課題内容: 赦しの必要性を論じた本文のうち、「だから、創造者がいて、法を与えたのであれば、彼は、違反者を裁かざるを得ない。」から「を違反者に問わねばならない。」までの箇所を、両端の語句も含めて一字一句違えずに書き写してください。

赦しの必要性

 

もし絶対者が世界を創造し、法を定めたのであれば、被造物はすべてその法に従わなければならない。

法を破っても裁きがなければ、実質的にその法は法ではなく、それゆえ、それを与えた者も主権者ではありえない。

例えば、日本国において、銀行強盗をしても、警察がそれを逮捕し、裁判所がそれを裁かず、刑罰を与えなければ、それは実質的に銀行強盗を禁じる法が存在しないことを意味する。

だから、創造者がいて、法を与えたのであれば、彼は、違反者を裁かざるを得ない。

さて、この法を与えた創造者は、絶対者であるがゆえに、法の一つでも一回でも破る人に対して責任を取ることを要求する。たった一つの小さな違反行為についてであっても、責任を取ることを求めず、なあなあにすることは絶対者にはできない。絶対者が刑罰ぬきで違反を受け入れることは、自分が絶対者であることを否定することになるからである。

絶対者は、絶対者であるがゆえに、あらゆる罪や違反を問題にし、その責任を違反者に問わねばならない。

それゆえ、この地上には罪に対する刑罰を逃れることのできる者はひとりもいない。すべての人が、人生において犯したすべての罪のために責任―第1の死(肉体の死)と第2の死(魂の死)―を負わねばならない。

提供情報:

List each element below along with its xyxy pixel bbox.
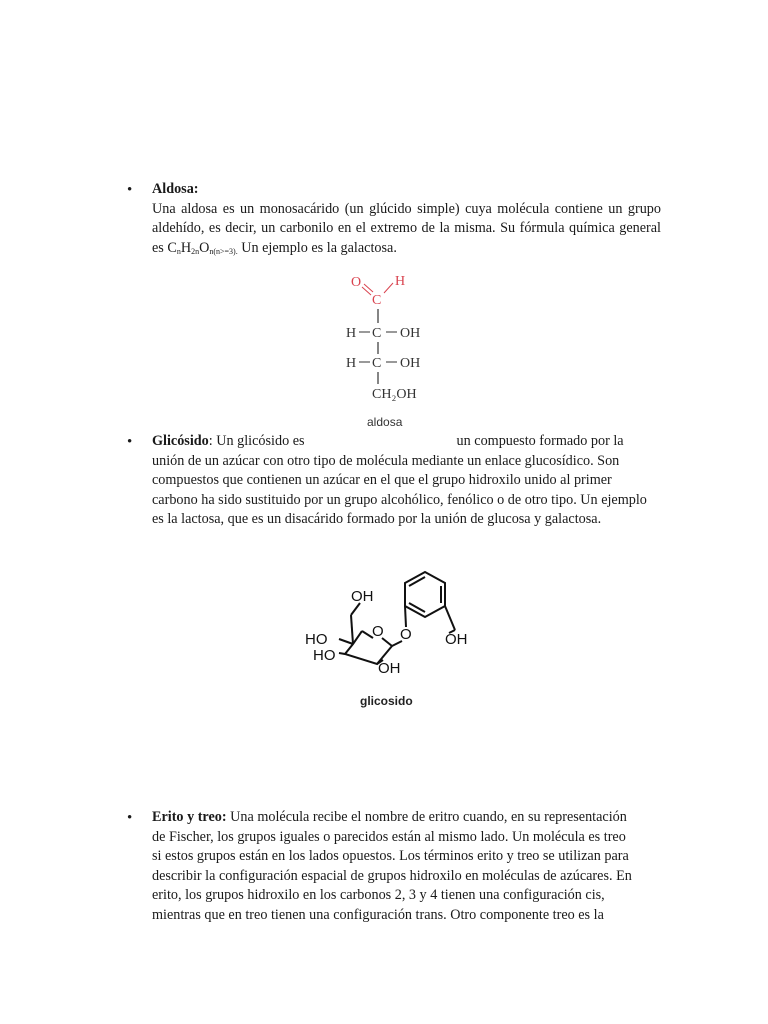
benzene-ring [405, 572, 445, 617]
glicosido-structure-figure [295, 565, 485, 715]
paragraph-glicosido [152, 432, 652, 530]
bond-benzyl [445, 606, 455, 630]
glicosido-text-start: : Un glicósido es [208, 433, 305, 449]
formula-o: O [199, 239, 210, 256]
label-oh-top: OH [351, 588, 374, 605]
atom-h-top: H [395, 274, 406, 289]
formula [167, 240, 237, 256]
erito-text: Una molécula recibe el nombre de eritro cuando, en su representación de Fischer, los grupos iguales o parecidos están al mismo lado. Un molécula es treo si estos grupos están en los lados opuestos. Los términos erito y treo se utilizan para describir la configuración espacial de grupos hidroxilo en moléculas de azúcares. En erito, los grupos hidroxilo en los carbonos 2, 3 y 4 tienen una configuración cis, mientras que en treo tienen una configuración trans. Otro componente treo es la [152, 809, 632, 923]
formula-sub-2n: 2n [191, 246, 200, 256]
section-aldosa [152, 180, 661, 261]
formula-condition: (n>=3). [213, 246, 238, 256]
atom-c2: C [372, 326, 382, 341]
bond-co-1 [364, 284, 373, 292]
label-o-ring: O [372, 623, 384, 640]
atom-ch2oh: CH₂OH [372, 387, 417, 402]
bullet-glicosido: • [127, 434, 133, 450]
label-oh-right: OH [445, 631, 468, 648]
atom-oh3: OH [400, 356, 421, 371]
formula-sub-n1: n [176, 246, 181, 256]
heading-aldosa: Aldosa: [152, 181, 199, 197]
bond-ho-2 [339, 653, 345, 654]
label-oh-bottom: OH [378, 660, 401, 677]
section-erito [152, 808, 638, 926]
heading-erito: Erito y treo: [152, 809, 227, 825]
label-o-link: O [400, 626, 412, 643]
paragraph-aldosa [152, 200, 661, 262]
section-glicosido [152, 432, 652, 530]
bullet-erito: • [127, 810, 133, 826]
glicosido-text: un compuesto formado por la unión de un azúcar con otro tipo de molécula mediante un enlace glucosídico. Son compuestos que contienen un azúcar en el que el grupo hidroxilo unido al primer carbono ha sido sustituido por un grupo alcohólico, fenólico o de otro tipo. Un ejemplo es la lactosa, que es un disacárido formado por la unión de glucosa y galactosa. [152, 433, 647, 528]
bond-co-2 [362, 287, 371, 295]
bond-ring-o [405, 606, 406, 627]
atom-c3: C [372, 356, 382, 371]
atom-o: O [351, 275, 362, 290]
formula-sub-n2: n [209, 246, 214, 256]
atom-h3: H [346, 356, 357, 371]
caption-glicosido: glicosido [360, 694, 413, 708]
heading-glicosido: Glicósido [152, 433, 209, 449]
paragraph-erito [152, 808, 638, 926]
caption-aldosa: aldosa [367, 415, 403, 429]
bond-ch [384, 283, 393, 293]
formula-c: C [167, 239, 177, 256]
label-ho-1: HO [305, 631, 328, 648]
aldosa-text: Una aldosa es un monosacárido (un glúcido simple) cuya molécula contiene un grupo aldehído, es decir, un carbonilo en el extremo de la misma. Su fórmula química general es [152, 200, 661, 256]
label-ho-2: HO [313, 647, 336, 664]
bond-ho-1 [339, 639, 353, 644]
atom-h2: H [346, 326, 357, 341]
atom-c1: C [372, 293, 382, 308]
formula-h: H [180, 239, 192, 256]
bond-c6 [351, 615, 353, 644]
aldosa-text-end: Un ejemplo es la galactosa. [237, 239, 397, 256]
atom-oh2: OH [400, 326, 421, 341]
bullet-aldosa: • [127, 182, 133, 198]
aldosa-structure-figure [330, 266, 450, 436]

回答:
だから、創造者がいて、法を与えたのであれば、彼は、違反者を裁かざるを得ない。

さて、この法を与えた創造者は、絶対者であるがゆえに、法の一つでも一回でも破る人に対して責任を取ることを要求する。たった一つの小さな違反行為についてであっても、責任を取ることを求めず、なあなあにすることは絶対者にはできない。絶対者が刑罰ぬきで違反を受け入れることは、自分が絶対者であることを否定することになるからである。

絶対者は、絶対者であるがゆえに、あらゆる罪や違反を問題にし、その責任を違反者に問わねばならない。